- _THE EXERCISE_
Copy each line with the word "Cost" in it.

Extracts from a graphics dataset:
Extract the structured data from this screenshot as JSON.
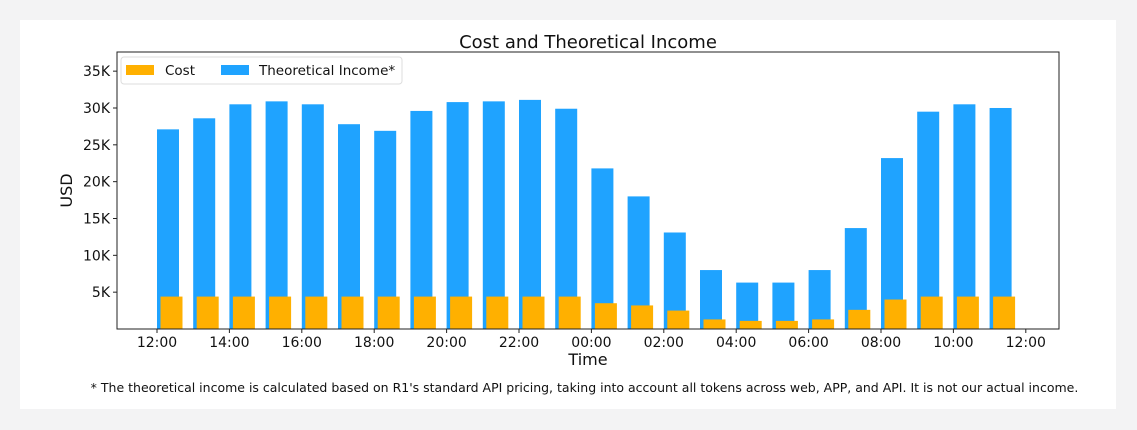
{
  "chart_data": {
    "type": "bar",
    "title": "Cost and Theoretical Income",
    "xlabel": "Time",
    "ylabel": "USD",
    "ylim": [
      0,
      37600
    ],
    "yticks": [
      5000,
      10000,
      15000,
      20000,
      25000,
      30000,
      35000
    ],
    "ytick_labels": [
      "5K",
      "10K",
      "15K",
      "20K",
      "25K",
      "30K",
      "35K"
    ],
    "xtick_labels": [
      "12:00",
      "14:00",
      "16:00",
      "18:00",
      "20:00",
      "22:00",
      "00:00",
      "02:00",
      "04:00",
      "06:00",
      "08:00",
      "10:00",
      "12:00"
    ],
    "categories": [
      "12:00",
      "13:00",
      "14:00",
      "15:00",
      "16:00",
      "17:00",
      "18:00",
      "19:00",
      "20:00",
      "21:00",
      "22:00",
      "23:00",
      "00:00",
      "01:00",
      "02:00",
      "03:00",
      "04:00",
      "05:00",
      "06:00",
      "07:00",
      "08:00",
      "09:00",
      "10:00",
      "11:00"
    ],
    "legend_position": "top-left",
    "grid": false,
    "series": [
      {
        "name": "Cost",
        "color": "#ffb000",
        "values": [
          4400,
          4400,
          4400,
          4400,
          4400,
          4400,
          4400,
          4400,
          4400,
          4400,
          4400,
          4400,
          3500,
          3200,
          2500,
          1300,
          1100,
          1100,
          1300,
          2600,
          4000,
          4400,
          4400,
          4400
        ]
      },
      {
        "name": "Theoretical Income*",
        "color": "#1fa3ff",
        "values": [
          27100,
          28600,
          30500,
          30900,
          30500,
          27800,
          26900,
          29600,
          30800,
          30900,
          31100,
          29900,
          21800,
          18000,
          13100,
          8000,
          6300,
          6300,
          8000,
          13700,
          23200,
          29500,
          30500,
          30000
        ]
      }
    ]
  },
  "footnote": "* The theoretical income is calculated based on R1's standard API pricing, taking into account all tokens across web, APP, and API. It is not our actual income."
}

- _IN RESPONSE_
    "title": "Cost and Theoretical Income",
        "name": "Cost",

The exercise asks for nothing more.